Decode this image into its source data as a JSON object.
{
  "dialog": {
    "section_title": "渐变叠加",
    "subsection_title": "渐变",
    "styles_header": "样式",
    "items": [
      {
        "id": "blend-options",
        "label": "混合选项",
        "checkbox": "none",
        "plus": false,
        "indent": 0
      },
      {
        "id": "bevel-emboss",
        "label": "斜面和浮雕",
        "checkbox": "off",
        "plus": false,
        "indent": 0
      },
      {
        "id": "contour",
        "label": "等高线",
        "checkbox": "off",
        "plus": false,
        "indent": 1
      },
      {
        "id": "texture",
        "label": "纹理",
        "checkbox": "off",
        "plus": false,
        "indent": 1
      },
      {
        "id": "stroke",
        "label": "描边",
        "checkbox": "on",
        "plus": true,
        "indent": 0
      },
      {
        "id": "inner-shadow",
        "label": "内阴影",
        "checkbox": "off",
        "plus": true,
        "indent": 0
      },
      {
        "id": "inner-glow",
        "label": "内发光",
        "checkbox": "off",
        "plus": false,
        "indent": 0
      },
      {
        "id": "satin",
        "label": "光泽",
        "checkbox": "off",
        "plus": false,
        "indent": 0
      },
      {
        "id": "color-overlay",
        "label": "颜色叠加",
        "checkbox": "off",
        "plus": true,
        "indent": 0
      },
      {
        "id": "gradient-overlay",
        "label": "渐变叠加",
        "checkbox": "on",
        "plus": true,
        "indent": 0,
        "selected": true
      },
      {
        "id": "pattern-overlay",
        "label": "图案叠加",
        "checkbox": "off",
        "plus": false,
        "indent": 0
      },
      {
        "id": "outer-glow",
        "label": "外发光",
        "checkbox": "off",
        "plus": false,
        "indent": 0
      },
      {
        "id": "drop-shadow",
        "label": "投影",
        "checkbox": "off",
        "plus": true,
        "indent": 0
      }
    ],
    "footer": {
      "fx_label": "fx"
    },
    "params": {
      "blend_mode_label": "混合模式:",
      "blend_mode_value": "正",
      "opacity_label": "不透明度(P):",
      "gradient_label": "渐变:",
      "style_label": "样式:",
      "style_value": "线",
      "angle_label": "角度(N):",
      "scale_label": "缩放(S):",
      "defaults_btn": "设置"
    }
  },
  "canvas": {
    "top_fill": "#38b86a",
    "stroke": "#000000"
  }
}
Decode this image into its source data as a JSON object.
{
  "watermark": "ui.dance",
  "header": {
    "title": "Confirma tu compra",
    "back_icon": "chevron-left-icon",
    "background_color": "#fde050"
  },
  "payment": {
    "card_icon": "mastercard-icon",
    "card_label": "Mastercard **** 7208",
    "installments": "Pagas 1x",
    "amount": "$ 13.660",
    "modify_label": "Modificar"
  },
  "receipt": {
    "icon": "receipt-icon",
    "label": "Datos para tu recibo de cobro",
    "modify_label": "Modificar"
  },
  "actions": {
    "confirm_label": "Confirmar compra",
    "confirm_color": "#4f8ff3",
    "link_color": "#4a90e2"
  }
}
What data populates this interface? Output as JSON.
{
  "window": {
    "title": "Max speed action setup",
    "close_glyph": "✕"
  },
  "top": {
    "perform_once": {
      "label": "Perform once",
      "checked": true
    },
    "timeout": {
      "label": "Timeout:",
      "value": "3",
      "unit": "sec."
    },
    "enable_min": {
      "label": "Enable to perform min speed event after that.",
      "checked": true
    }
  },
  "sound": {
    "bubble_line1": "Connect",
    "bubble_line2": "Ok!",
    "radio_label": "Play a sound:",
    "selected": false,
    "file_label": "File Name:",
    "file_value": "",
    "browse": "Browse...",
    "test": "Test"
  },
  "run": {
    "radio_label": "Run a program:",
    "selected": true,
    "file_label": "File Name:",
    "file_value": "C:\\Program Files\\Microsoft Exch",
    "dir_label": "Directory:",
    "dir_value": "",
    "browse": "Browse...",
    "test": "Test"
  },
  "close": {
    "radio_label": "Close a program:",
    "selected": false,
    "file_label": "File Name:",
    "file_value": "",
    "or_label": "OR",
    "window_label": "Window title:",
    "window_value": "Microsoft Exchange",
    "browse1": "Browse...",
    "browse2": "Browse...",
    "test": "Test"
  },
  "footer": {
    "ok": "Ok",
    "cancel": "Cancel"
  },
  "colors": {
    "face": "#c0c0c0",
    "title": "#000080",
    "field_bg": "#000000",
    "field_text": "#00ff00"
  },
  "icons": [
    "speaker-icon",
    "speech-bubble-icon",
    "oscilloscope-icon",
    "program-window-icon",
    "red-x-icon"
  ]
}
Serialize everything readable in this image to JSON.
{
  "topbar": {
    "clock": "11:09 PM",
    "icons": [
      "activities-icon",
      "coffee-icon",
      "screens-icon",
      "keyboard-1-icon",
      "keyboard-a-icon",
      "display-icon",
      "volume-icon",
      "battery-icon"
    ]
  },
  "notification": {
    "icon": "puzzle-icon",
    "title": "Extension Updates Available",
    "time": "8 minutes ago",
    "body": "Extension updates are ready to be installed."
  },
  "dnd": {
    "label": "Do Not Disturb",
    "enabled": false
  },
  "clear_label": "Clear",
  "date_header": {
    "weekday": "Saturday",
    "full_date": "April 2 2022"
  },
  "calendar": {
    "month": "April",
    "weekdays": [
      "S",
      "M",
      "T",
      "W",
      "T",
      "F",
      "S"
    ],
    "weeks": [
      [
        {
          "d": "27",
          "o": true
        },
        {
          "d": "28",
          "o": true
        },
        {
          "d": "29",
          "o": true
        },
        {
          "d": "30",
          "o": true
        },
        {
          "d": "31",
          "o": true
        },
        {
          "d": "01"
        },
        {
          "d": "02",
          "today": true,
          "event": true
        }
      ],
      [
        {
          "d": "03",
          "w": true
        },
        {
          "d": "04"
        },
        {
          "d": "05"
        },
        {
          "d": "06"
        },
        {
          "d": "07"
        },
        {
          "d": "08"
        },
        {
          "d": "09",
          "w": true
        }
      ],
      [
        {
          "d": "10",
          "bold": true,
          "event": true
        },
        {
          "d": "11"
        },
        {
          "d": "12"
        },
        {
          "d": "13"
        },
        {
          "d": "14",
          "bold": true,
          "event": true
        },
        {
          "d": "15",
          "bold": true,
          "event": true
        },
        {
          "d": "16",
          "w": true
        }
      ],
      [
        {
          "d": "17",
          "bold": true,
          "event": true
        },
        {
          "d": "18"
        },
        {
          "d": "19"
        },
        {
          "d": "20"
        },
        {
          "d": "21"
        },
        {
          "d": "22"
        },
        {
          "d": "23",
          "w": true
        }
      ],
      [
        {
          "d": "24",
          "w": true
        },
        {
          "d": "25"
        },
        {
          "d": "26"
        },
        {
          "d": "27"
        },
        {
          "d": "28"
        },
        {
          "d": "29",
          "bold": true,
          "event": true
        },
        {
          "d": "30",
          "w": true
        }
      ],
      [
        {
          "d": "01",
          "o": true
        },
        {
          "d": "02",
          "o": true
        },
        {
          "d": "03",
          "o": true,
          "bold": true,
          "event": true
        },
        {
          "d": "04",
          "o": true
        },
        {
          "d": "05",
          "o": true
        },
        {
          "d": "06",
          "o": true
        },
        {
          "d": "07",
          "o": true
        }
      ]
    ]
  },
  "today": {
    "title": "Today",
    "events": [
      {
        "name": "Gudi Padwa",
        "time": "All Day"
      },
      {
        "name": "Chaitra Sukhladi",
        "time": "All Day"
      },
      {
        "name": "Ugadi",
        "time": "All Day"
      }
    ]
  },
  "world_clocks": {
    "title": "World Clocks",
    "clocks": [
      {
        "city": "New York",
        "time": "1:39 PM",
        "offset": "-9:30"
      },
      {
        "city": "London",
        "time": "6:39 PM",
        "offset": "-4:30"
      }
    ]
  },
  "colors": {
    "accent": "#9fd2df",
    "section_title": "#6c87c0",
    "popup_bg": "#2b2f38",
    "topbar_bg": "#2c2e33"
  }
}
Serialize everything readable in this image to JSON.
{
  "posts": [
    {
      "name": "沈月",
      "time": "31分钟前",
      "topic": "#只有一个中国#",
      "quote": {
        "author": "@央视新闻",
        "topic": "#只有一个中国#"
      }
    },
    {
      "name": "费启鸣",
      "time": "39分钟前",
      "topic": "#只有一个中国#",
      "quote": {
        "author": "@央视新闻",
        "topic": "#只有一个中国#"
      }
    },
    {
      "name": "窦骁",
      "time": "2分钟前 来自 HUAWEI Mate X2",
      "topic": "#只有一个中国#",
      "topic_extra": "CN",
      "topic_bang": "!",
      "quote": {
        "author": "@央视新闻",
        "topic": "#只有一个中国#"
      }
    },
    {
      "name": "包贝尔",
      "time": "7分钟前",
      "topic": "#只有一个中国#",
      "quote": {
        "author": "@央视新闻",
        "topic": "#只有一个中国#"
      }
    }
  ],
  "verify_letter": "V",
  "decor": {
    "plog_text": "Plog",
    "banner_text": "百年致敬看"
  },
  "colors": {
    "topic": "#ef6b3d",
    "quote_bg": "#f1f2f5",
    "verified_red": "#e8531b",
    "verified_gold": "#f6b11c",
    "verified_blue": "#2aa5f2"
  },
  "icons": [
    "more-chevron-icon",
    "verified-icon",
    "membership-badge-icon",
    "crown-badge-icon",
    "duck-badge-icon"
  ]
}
********
Challenge: Pull out all lines in the data above that include "Browse".

Written answer:
    "browse": "Browse...",
    "browse": "Browse...",
    "browse1": "Browse...",
    "browse2": "Browse...",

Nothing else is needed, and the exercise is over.